» **The request**
Copy all lines in which the word "What" can be found.

─── Given data ───

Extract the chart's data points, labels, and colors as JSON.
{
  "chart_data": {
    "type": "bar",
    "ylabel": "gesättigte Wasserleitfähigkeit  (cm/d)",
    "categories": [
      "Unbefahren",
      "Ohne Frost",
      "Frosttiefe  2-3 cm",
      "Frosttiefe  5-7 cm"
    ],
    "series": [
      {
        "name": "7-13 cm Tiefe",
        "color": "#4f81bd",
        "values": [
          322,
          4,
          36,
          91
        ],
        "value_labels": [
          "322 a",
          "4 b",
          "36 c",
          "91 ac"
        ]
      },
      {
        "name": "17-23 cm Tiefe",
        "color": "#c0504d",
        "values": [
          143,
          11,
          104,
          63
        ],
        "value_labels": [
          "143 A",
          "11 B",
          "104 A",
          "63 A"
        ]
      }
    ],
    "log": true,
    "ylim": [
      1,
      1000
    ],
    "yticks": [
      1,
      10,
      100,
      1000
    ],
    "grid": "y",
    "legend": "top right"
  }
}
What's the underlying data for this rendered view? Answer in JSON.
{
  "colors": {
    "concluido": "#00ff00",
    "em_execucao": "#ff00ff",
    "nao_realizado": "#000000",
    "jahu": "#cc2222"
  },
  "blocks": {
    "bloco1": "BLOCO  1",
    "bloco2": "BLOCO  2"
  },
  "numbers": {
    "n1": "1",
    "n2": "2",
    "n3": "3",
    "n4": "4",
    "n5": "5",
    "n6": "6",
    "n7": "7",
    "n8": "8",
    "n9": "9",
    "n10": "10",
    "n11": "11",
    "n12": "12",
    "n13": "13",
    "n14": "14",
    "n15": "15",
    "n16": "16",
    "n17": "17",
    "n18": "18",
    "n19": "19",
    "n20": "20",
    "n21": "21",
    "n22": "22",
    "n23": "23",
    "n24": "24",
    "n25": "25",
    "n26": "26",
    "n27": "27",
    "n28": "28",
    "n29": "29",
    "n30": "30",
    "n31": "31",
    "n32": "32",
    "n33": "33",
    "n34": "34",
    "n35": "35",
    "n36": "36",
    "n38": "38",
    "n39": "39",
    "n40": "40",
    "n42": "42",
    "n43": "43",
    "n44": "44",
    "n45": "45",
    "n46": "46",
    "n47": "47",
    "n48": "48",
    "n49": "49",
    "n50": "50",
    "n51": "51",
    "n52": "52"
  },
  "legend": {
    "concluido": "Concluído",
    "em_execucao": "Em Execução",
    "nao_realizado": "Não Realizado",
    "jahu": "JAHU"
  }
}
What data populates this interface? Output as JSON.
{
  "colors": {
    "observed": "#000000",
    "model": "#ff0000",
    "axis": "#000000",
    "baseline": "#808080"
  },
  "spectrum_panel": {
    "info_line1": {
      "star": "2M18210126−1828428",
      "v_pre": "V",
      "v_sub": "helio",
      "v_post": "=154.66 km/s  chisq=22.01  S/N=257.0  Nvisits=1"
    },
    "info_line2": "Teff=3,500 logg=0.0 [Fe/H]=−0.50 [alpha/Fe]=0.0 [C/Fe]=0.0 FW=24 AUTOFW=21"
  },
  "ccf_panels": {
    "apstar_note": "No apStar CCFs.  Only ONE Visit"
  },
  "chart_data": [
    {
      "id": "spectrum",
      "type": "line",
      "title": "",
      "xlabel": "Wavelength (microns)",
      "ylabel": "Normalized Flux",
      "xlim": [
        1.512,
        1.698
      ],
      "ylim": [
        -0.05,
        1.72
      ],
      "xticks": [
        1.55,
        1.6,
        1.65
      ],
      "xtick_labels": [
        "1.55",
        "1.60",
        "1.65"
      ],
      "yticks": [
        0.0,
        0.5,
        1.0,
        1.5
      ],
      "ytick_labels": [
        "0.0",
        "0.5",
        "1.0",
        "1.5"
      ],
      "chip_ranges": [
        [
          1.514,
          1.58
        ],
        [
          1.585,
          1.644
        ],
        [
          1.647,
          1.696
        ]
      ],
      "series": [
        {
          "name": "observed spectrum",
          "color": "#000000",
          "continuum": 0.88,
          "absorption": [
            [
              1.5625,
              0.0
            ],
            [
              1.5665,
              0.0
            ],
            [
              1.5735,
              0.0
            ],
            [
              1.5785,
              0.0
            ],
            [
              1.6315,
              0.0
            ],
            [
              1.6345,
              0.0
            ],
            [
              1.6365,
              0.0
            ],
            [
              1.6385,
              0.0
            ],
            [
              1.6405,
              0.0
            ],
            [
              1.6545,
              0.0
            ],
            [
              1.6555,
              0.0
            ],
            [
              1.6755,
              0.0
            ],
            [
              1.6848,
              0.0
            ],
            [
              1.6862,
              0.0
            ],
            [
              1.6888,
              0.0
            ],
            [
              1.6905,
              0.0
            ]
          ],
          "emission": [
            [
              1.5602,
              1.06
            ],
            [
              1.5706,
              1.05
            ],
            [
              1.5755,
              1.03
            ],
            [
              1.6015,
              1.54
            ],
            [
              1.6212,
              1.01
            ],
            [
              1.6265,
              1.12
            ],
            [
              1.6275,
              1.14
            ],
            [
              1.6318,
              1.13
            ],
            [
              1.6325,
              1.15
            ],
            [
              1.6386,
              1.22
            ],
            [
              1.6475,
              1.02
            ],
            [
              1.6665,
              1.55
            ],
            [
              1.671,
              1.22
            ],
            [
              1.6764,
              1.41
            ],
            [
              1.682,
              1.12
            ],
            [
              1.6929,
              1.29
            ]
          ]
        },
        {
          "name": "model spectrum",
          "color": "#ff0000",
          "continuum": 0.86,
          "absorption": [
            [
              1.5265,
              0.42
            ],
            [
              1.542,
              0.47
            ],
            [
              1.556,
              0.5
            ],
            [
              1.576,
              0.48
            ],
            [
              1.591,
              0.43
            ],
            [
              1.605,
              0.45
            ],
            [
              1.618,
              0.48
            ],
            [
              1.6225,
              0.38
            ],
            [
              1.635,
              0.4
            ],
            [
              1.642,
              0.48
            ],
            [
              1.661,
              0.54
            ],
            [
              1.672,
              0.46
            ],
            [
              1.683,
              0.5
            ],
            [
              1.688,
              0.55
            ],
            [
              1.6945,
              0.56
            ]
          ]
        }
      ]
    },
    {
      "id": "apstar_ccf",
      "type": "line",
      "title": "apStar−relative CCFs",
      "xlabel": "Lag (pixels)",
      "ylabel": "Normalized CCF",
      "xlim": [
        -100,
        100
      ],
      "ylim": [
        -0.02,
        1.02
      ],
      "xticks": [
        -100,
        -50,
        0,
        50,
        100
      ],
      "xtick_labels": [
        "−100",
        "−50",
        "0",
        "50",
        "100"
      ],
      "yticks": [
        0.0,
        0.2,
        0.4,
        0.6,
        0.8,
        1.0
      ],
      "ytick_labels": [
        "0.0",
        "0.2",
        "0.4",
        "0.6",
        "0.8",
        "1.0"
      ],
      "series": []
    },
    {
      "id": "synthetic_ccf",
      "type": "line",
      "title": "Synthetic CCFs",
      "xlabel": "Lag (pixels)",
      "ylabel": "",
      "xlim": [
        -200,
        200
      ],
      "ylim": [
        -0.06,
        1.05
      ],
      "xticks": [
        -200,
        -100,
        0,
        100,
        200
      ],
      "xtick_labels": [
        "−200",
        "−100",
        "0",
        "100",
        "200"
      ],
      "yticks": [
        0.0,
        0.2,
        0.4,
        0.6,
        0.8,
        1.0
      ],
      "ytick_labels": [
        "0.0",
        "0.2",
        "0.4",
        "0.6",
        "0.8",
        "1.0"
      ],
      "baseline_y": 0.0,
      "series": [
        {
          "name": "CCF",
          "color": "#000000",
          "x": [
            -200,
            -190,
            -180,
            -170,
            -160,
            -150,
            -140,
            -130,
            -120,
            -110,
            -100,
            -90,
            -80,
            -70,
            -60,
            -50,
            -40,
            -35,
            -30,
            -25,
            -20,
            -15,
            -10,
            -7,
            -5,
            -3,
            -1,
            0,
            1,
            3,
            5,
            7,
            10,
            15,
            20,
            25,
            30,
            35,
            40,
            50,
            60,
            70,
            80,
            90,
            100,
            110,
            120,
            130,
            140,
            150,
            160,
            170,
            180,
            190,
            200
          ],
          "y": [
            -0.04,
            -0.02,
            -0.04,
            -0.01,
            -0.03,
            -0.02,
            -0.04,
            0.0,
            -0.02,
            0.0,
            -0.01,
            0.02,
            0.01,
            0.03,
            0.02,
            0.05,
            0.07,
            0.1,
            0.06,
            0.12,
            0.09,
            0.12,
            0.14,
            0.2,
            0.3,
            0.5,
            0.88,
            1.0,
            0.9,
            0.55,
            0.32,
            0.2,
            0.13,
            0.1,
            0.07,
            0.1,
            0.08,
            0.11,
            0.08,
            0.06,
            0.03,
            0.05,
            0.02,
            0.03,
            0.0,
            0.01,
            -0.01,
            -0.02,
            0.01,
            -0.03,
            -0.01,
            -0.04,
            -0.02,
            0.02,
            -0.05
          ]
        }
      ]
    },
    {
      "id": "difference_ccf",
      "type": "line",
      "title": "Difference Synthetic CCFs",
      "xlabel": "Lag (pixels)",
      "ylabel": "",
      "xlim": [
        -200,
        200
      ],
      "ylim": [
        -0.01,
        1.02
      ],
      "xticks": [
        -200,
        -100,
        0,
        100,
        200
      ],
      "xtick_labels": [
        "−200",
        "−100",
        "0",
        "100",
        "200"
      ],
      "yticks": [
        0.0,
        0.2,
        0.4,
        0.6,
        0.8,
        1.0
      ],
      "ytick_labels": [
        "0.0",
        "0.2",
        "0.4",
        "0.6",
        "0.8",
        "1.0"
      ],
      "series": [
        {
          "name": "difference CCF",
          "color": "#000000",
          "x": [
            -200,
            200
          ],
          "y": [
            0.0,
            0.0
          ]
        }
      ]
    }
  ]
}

───

» **Full response**
What's the underlying data for this rendered view? Answer in JSON.
What data populates this interface? Output as JSON.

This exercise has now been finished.